Records shown:
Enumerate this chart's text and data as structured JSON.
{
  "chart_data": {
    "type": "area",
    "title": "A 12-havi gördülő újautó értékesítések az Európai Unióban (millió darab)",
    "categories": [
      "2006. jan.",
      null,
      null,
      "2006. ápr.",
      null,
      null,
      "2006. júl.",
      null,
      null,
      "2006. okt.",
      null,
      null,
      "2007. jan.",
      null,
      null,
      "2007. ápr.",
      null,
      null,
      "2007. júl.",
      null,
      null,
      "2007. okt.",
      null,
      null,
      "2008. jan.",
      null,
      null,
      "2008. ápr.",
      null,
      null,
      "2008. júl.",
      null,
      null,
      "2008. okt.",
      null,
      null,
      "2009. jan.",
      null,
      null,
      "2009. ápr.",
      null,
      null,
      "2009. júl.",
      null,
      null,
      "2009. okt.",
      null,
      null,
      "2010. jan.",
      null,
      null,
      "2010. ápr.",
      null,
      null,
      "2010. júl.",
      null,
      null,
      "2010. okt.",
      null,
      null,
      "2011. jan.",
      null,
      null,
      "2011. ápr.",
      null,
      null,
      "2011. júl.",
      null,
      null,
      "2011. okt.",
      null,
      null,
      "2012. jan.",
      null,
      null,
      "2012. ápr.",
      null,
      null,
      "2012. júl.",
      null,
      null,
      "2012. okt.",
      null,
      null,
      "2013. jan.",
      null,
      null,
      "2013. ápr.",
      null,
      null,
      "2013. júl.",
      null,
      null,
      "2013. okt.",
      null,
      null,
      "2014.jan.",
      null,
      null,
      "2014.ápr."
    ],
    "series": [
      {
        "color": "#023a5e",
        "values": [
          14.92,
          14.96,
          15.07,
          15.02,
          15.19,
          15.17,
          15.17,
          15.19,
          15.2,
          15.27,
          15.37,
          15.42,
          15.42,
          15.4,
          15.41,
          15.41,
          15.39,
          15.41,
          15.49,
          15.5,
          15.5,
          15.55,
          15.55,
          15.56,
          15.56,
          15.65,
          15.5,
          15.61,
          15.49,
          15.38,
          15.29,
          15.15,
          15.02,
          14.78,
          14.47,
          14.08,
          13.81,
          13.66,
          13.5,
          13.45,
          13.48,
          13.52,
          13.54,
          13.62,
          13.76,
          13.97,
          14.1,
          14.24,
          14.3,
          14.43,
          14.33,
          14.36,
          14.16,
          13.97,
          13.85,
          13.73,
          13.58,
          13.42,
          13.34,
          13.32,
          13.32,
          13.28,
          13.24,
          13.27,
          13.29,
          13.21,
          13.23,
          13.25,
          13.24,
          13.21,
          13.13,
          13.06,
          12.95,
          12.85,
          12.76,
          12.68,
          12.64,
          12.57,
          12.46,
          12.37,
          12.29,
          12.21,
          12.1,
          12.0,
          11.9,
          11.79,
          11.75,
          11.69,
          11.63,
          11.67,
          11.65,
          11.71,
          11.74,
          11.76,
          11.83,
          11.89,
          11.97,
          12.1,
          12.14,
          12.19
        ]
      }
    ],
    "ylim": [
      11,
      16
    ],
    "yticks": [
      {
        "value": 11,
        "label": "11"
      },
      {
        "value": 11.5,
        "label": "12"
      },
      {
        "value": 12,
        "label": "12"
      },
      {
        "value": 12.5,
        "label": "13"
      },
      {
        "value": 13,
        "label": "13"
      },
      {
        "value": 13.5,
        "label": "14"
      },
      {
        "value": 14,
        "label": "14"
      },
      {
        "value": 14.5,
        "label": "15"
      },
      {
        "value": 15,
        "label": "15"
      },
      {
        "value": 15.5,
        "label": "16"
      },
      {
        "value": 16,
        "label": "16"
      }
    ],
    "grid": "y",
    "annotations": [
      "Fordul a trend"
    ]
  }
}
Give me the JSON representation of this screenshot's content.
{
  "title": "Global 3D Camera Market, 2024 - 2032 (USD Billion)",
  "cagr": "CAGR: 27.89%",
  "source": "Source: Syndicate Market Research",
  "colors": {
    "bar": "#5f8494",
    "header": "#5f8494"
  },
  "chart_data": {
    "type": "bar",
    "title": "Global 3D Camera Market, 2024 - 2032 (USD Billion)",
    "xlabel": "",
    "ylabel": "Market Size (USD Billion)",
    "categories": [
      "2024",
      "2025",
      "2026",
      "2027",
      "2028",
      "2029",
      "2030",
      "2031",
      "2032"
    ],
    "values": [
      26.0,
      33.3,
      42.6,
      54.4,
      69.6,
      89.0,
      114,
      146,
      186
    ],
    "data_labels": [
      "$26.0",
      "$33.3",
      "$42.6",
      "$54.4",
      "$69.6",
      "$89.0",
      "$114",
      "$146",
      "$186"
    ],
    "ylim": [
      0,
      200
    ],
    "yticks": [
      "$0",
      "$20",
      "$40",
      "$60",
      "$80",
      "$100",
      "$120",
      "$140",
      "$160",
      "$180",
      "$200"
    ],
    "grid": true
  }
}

...

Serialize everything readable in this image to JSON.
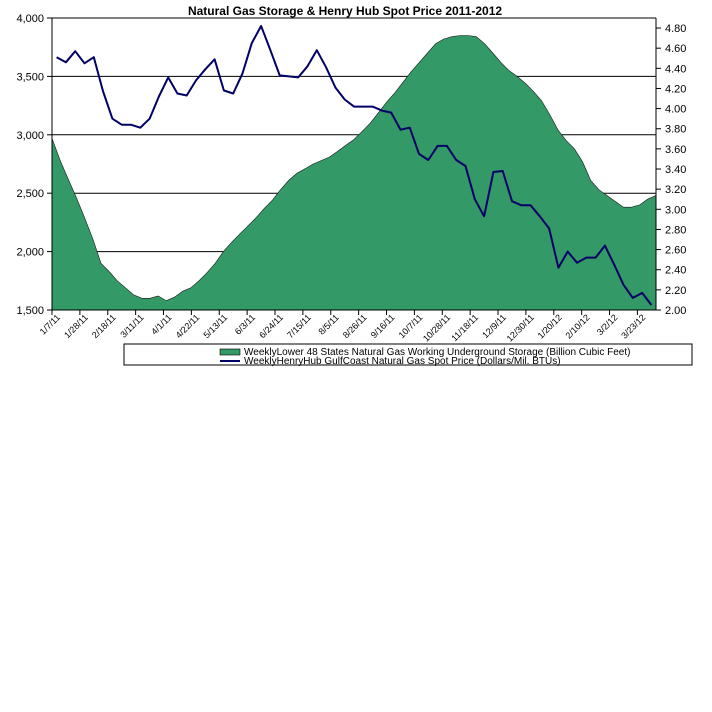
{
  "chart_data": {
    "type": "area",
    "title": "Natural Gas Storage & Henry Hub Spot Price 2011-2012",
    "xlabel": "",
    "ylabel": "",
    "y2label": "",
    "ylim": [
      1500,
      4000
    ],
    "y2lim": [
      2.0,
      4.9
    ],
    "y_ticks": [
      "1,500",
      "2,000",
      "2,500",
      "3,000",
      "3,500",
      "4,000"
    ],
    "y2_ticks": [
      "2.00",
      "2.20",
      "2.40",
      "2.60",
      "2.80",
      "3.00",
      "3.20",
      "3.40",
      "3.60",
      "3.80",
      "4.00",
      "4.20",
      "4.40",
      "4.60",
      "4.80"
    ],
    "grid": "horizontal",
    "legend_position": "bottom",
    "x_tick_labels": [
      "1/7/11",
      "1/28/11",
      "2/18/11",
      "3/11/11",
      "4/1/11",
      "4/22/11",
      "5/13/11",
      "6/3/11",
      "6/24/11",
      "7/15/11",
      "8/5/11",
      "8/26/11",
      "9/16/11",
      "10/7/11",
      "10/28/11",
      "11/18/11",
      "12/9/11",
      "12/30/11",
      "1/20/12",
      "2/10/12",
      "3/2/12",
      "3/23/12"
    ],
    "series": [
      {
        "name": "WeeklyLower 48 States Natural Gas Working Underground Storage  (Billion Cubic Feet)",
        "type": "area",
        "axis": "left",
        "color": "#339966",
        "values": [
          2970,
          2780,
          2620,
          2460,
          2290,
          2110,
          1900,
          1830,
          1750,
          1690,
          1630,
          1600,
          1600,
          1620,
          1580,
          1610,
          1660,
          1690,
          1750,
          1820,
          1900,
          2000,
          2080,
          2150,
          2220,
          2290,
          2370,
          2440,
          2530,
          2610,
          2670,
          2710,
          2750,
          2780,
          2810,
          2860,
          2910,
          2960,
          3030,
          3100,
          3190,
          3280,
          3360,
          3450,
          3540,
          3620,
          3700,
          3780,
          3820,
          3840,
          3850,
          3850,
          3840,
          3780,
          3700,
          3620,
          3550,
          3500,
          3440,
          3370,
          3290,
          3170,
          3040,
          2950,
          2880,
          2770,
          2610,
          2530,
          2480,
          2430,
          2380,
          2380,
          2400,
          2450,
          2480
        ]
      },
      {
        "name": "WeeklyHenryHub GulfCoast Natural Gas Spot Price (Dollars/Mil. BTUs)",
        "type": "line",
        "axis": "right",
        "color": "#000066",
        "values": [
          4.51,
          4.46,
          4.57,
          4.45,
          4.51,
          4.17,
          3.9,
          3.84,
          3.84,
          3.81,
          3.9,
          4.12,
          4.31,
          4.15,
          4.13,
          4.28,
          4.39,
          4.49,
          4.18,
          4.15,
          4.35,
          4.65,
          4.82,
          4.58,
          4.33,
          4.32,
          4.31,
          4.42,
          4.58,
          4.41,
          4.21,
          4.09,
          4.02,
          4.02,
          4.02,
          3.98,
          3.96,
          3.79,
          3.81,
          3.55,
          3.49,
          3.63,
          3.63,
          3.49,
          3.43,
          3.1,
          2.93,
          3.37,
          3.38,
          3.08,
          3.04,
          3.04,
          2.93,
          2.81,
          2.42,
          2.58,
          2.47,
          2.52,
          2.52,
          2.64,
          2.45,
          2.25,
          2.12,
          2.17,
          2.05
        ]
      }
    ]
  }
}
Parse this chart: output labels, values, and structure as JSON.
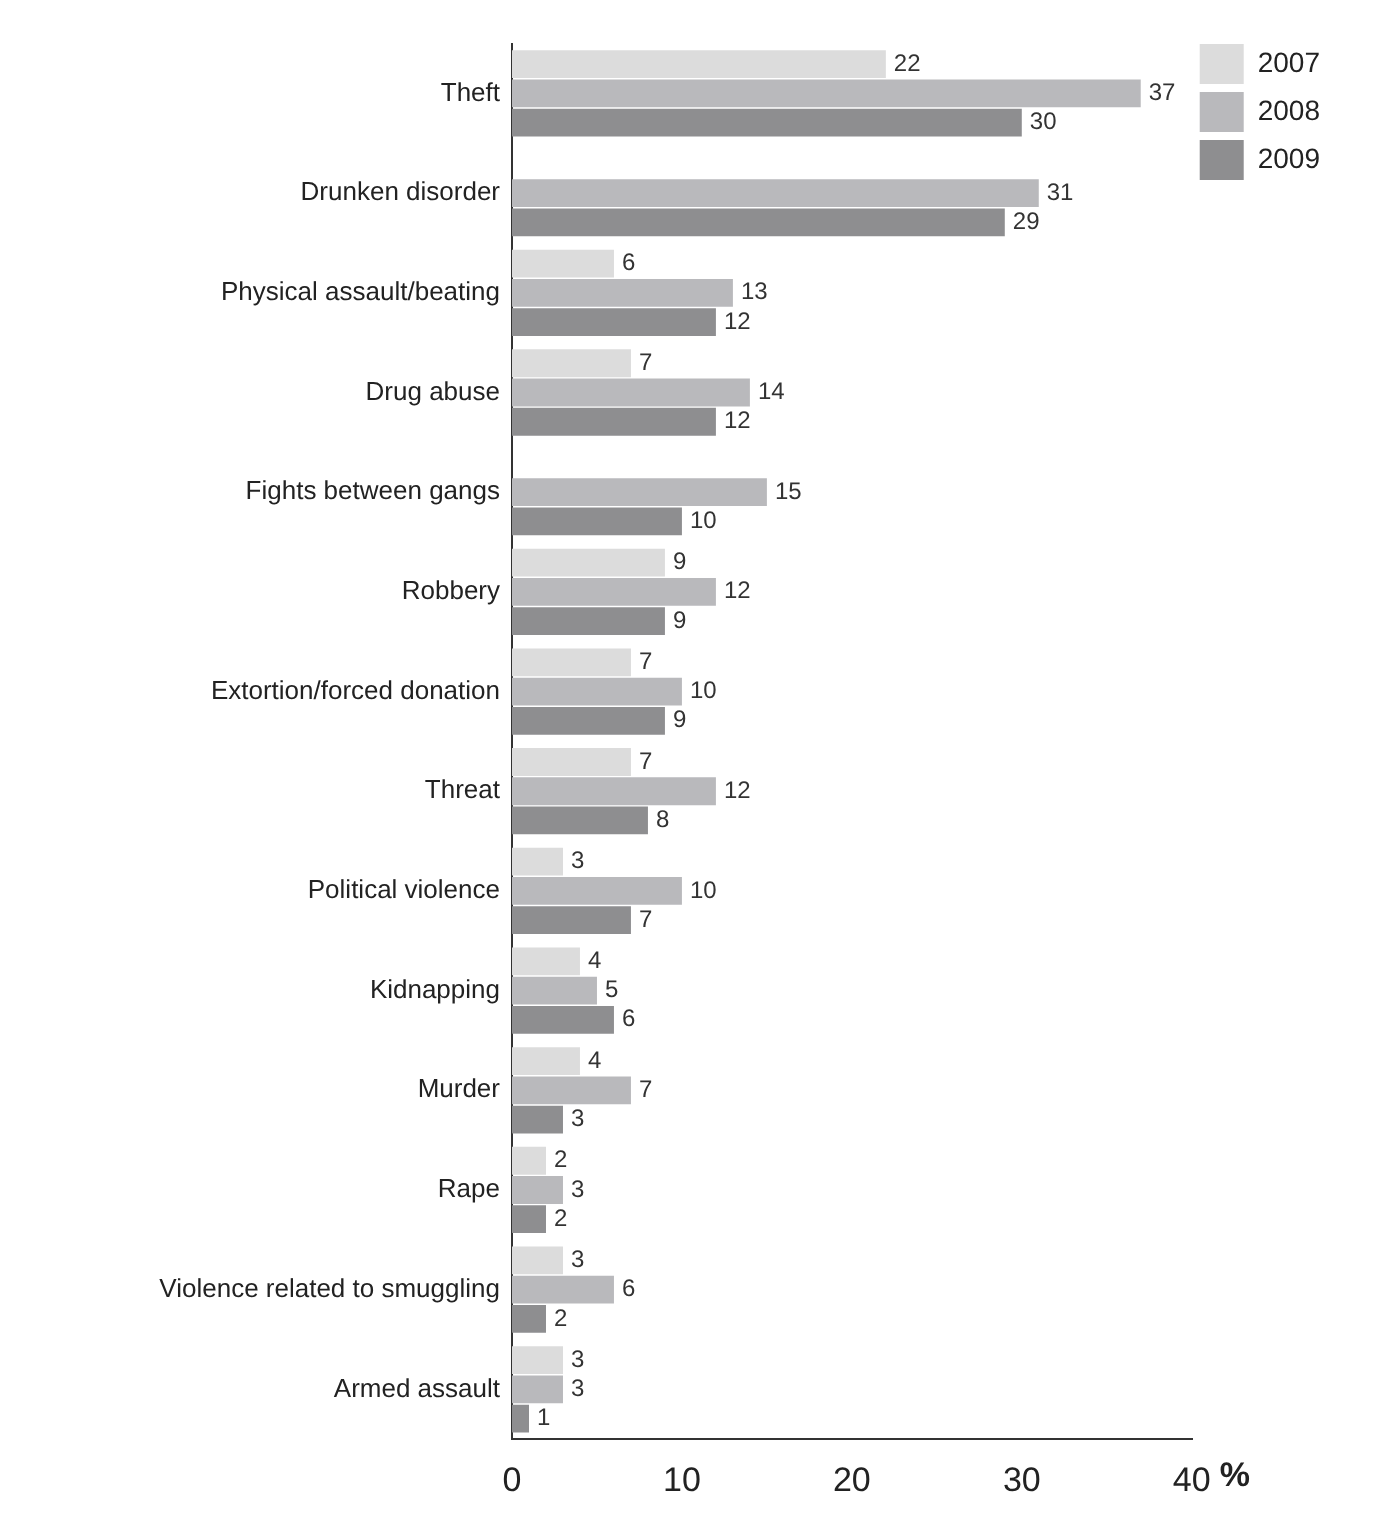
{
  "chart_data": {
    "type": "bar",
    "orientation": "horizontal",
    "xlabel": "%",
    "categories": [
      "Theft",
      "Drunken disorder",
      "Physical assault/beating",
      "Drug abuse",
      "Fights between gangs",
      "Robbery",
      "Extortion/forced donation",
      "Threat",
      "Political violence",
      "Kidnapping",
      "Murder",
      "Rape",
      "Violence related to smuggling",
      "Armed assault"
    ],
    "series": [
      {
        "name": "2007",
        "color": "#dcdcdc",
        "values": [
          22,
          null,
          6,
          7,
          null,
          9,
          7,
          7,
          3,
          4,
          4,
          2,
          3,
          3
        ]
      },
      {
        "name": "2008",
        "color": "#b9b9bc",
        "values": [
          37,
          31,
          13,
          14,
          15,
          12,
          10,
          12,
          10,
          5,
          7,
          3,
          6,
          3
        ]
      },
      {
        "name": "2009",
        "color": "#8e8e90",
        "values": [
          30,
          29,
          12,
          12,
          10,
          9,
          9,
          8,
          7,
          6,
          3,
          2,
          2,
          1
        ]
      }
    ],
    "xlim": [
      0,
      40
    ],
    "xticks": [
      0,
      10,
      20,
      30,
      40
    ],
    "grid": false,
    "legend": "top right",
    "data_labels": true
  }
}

* * *

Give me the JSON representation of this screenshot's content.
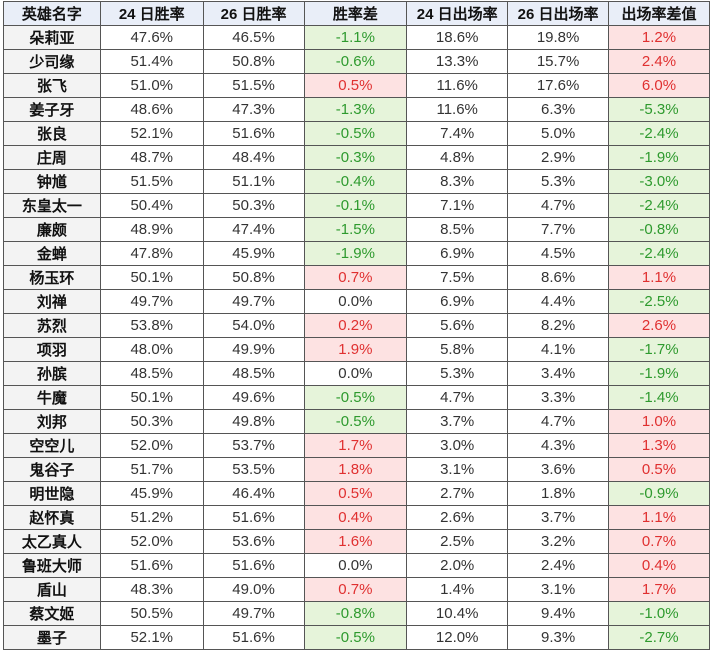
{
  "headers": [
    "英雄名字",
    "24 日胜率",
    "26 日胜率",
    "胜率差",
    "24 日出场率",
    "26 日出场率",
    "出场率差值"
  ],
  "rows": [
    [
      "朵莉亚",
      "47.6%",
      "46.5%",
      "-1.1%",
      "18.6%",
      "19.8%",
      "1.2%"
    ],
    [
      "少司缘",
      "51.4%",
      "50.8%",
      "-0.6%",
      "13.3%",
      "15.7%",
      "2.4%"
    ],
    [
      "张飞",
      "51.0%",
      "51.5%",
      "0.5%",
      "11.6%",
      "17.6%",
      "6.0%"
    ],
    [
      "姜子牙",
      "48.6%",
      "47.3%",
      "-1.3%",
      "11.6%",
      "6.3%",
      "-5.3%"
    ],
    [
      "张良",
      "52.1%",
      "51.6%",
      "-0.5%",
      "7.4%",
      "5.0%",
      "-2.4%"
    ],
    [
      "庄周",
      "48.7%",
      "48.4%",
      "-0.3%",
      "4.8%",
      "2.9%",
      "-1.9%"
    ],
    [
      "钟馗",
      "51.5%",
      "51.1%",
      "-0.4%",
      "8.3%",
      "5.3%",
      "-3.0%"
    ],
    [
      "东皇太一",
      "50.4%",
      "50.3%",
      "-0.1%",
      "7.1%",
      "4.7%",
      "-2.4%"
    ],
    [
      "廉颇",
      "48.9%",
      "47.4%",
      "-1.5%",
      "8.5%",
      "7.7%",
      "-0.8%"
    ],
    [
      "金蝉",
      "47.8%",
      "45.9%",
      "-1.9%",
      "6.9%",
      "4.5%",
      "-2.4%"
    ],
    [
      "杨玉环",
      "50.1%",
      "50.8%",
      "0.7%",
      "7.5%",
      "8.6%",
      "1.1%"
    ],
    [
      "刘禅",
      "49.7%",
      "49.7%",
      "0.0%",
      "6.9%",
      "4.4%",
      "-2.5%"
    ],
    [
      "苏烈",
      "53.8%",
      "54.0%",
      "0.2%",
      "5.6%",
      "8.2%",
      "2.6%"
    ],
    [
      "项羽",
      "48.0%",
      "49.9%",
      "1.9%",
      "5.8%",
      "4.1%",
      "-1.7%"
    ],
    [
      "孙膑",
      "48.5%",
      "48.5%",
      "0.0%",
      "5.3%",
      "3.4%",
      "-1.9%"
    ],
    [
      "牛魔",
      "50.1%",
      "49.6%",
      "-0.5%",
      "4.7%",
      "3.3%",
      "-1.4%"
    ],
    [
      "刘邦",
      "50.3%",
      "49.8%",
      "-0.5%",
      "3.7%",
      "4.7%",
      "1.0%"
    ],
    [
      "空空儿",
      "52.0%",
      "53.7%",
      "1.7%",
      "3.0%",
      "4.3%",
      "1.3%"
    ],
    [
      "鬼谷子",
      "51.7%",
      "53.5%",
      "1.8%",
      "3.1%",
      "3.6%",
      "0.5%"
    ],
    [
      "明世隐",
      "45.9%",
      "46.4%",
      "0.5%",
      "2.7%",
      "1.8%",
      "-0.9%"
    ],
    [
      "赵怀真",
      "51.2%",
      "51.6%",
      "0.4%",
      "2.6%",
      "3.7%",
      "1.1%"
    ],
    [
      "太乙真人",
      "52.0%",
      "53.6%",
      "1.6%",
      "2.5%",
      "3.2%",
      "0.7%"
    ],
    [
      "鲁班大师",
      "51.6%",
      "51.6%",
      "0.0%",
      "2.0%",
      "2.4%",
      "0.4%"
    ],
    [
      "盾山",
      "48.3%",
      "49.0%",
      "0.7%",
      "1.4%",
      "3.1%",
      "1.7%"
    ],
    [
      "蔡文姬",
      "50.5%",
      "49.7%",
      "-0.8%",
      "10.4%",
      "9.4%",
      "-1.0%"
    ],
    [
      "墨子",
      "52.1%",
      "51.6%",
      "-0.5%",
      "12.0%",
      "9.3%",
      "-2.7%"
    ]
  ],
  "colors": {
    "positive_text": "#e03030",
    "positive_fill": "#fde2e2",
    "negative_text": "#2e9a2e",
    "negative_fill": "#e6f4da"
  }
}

What you have to do: Report how many lines in this data include the string "Global", and nothing else.

Complete answer: 2